* start Input *
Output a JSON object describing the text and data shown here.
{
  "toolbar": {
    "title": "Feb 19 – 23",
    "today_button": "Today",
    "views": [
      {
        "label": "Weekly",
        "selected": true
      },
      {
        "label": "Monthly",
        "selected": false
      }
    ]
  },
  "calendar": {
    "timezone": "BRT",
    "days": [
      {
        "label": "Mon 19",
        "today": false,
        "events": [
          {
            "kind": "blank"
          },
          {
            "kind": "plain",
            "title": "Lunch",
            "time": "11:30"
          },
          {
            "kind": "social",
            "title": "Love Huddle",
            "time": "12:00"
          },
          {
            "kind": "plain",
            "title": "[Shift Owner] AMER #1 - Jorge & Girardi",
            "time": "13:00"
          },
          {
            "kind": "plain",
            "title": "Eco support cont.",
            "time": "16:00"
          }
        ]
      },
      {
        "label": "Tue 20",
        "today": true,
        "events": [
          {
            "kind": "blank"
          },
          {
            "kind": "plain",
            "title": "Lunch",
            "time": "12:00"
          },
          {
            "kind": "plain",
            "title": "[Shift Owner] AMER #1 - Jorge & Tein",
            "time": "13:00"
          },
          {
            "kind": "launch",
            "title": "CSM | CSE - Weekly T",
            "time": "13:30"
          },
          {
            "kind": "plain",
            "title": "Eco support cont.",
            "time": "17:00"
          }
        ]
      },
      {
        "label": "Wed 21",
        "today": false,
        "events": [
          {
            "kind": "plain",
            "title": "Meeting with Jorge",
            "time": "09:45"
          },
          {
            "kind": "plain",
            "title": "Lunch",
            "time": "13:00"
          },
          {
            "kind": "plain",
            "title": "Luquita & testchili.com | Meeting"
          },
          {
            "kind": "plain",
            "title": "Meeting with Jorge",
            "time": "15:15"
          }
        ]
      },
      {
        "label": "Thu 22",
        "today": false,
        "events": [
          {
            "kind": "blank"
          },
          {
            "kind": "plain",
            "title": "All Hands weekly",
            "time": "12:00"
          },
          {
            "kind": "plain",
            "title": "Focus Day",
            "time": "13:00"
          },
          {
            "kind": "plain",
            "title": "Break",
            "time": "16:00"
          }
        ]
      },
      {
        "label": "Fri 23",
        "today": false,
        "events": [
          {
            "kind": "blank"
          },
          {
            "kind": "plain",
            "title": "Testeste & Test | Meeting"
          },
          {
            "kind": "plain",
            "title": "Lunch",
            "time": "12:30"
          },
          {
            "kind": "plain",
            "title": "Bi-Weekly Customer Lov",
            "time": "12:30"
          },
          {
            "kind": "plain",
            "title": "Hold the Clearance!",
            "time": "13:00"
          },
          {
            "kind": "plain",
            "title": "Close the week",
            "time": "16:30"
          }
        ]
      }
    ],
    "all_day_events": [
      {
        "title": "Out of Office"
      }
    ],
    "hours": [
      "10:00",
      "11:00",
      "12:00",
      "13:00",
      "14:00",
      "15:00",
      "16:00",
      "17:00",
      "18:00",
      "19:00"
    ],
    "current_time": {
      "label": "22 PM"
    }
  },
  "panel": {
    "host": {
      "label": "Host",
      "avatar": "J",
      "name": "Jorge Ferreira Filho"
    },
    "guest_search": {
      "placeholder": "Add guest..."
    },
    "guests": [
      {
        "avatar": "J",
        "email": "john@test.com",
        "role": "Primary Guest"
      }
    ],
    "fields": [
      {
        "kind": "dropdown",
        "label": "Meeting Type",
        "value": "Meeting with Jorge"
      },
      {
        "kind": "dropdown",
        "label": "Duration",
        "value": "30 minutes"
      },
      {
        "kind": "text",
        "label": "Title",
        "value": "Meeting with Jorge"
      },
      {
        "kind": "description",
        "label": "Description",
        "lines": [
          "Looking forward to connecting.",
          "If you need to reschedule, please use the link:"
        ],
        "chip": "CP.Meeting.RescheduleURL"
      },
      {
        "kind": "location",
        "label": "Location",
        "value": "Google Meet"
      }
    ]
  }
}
* end Input *
- **Written task**: Above are some records. Print them all exactly.

- **Reply**:
Output a JSON object describing the text and data shown here.
{
  "toolbar": {
    "title": "Feb 19 – 23",
    "today_button": "Today",
    "views": [
      {
        "label": "Weekly",
        "selected": true
      },
      {
        "label": "Monthly",
        "selected": false
      }
    ]
  },
  "calendar": {
    "timezone": "BRT",
    "days": [
      {
        "label": "Mon 19",
        "today": false,
        "events": [
          {
            "kind": "blank"
          },
          {
            "kind": "plain",
            "title": "Lunch",
            "time": "11:30"
          },
          {
            "kind": "social",
            "title": "Love Huddle",
            "time": "12:00"
          },
          {
            "kind": "plain",
            "title": "[Shift Owner] AMER #1 - Jorge & Girardi",
            "time": "13:00"
          },
          {
            "kind": "plain",
            "title": "Eco support cont.",
            "time": "16:00"
          }
        ]
      },
      {
        "label": "Tue 20",
        "today": true,
        "events": [
          {
            "kind": "blank"
          },
          {
            "kind": "plain",
            "title": "Lunch",
            "time": "12:00"
          },
          {
            "kind": "plain",
            "title": "[Shift Owner] AMER #1 - Jorge & Tein",
            "time": "13:00"
          },
          {
            "kind": "launch",
            "title": "CSM | CSE - Weekly T",
            "time": "13:30"
          },
          {
            "kind": "plain",
            "title": "Eco support cont.",
            "time": "17:00"
          }
        ]
      },
      {
        "label": "Wed 21",
        "today": false,
        "events": [
          {
            "kind": "plain",
            "title": "Meeting with Jorge",
            "time": "09:45"
          },
          {
            "kind": "plain",
            "title": "Lunch",
            "time": "13:00"
          },
          {
            "kind": "plain",
            "title": "Luquita & testchili.com | Meeting"
          },
          {
            "kind": "plain",
            "title": "Meeting with Jorge",
            "time": "15:15"
          }
        ]
      },
      {
        "label": "Thu 22",
        "today": false,
        "events": [
          {
            "kind": "blank"
          },
          {
            "kind": "plain",
            "title": "All Hands weekly",
            "time": "12:00"
          },
          {
            "kind": "plain",
            "title": "Focus Day",
            "time": "13:00"
          },
          {
            "kind": "plain",
            "title": "Break",
            "time": "16:00"
          }
        ]
      },
      {
        "label": "Fri 23",
        "today": false,
        "events": [
          {
            "kind": "blank"
          },
          {
            "kind": "plain",
            "title": "Testeste & Test | Meeting"
          },
          {
            "kind": "plain",
            "title": "Lunch",
            "time": "12:30"
          },
          {
            "kind": "plain",
            "title": "Bi-Weekly Customer Lov",
            "time": "12:30"
          },
          {
            "kind": "plain",
            "title": "Hold the Clearance!",
            "time": "13:00"
          },
          {
            "kind": "plain",
            "title": "Close the week",
            "time": "16:30"
          }
        ]
      }
    ],
    "all_day_events": [
      {
        "title": "Out of Office"
      }
    ],
    "hours": [
      "10:00",
      "11:00",
      "12:00",
      "13:00",
      "14:00",
      "15:00",
      "16:00",
      "17:00",
      "18:00",
      "19:00"
    ],
    "current_time": {
      "label": "22 PM"
    }
  },
  "panel": {
    "host": {
      "label": "Host",
      "avatar": "J",
      "name": "Jorge Ferreira Filho"
    },
    "guest_search": {
      "placeholder": "Add guest..."
    },
    "guests": [
      {
        "avatar": "J",
        "email": "john@test.com",
        "role": "Primary Guest"
      }
    ],
    "fields": [
      {
        "kind": "dropdown",
        "label": "Meeting Type",
        "value": "Meeting with Jorge"
      },
      {
        "kind": "dropdown",
        "label": "Duration",
        "value": "30 minutes"
      },
      {
        "kind": "text",
        "label": "Title",
        "value": "Meeting with Jorge"
      },
      {
        "kind": "description",
        "label": "Description",
        "lines": [
          "Looking forward to connecting.",
          "If you need to reschedule, please use the link:"
        ],
        "chip": "CP.Meeting.RescheduleURL"
      },
      {
        "kind": "location",
        "label": "Location",
        "value": "Google Meet"
      }
    ]
  }
}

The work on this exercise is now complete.